--- START PROVIDED RECORDS ---

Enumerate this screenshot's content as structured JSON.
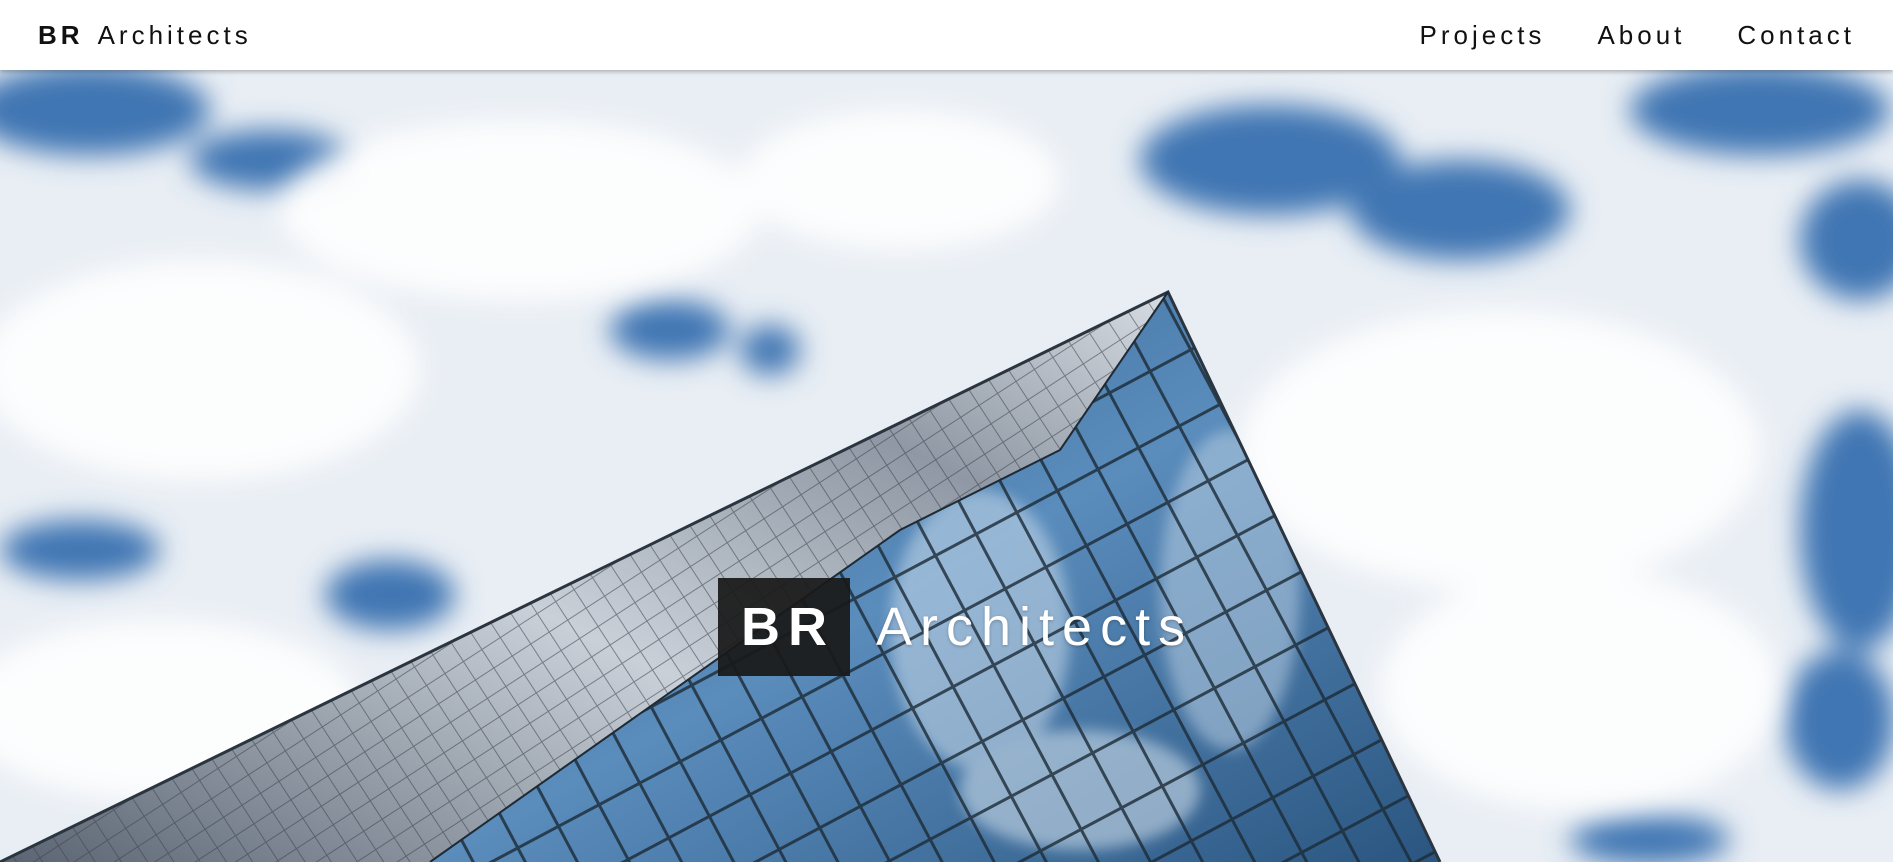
{
  "navbar": {
    "brand_bold": "BR",
    "brand_rest": "Architects",
    "links": [
      {
        "label": "Projects"
      },
      {
        "label": "About"
      },
      {
        "label": "Contact"
      }
    ]
  },
  "hero": {
    "image": "glass-skyscraper-against-cloudy-sky",
    "title_box": "BR",
    "title_text": "Architects"
  },
  "colors": {
    "navbar_bg": "#ffffff",
    "text_dark": "#111111",
    "sky_blue": "#4b7fb8",
    "cloud_white": "#f4f6f9",
    "title_box_bg": "#191919",
    "title_text": "#ffffff"
  }
}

--- END PROVIDED RECORDS ---

WORK TO BE COMPLETED:
Repeat the listing above exactly, with no pictures.

ANSWER FOR THIS EXERCISE:
Enumerate this screenshot's content as structured JSON.
{
  "navbar": {
    "brand_bold": "BR",
    "brand_rest": "Architects",
    "links": [
      {
        "label": "Projects"
      },
      {
        "label": "About"
      },
      {
        "label": "Contact"
      }
    ]
  },
  "hero": {
    "image": "glass-skyscraper-against-cloudy-sky",
    "title_box": "BR",
    "title_text": "Architects"
  },
  "colors": {
    "navbar_bg": "#ffffff",
    "text_dark": "#111111",
    "sky_blue": "#4b7fb8",
    "cloud_white": "#f4f6f9",
    "title_box_bg": "#191919",
    "title_text": "#ffffff"
  }
}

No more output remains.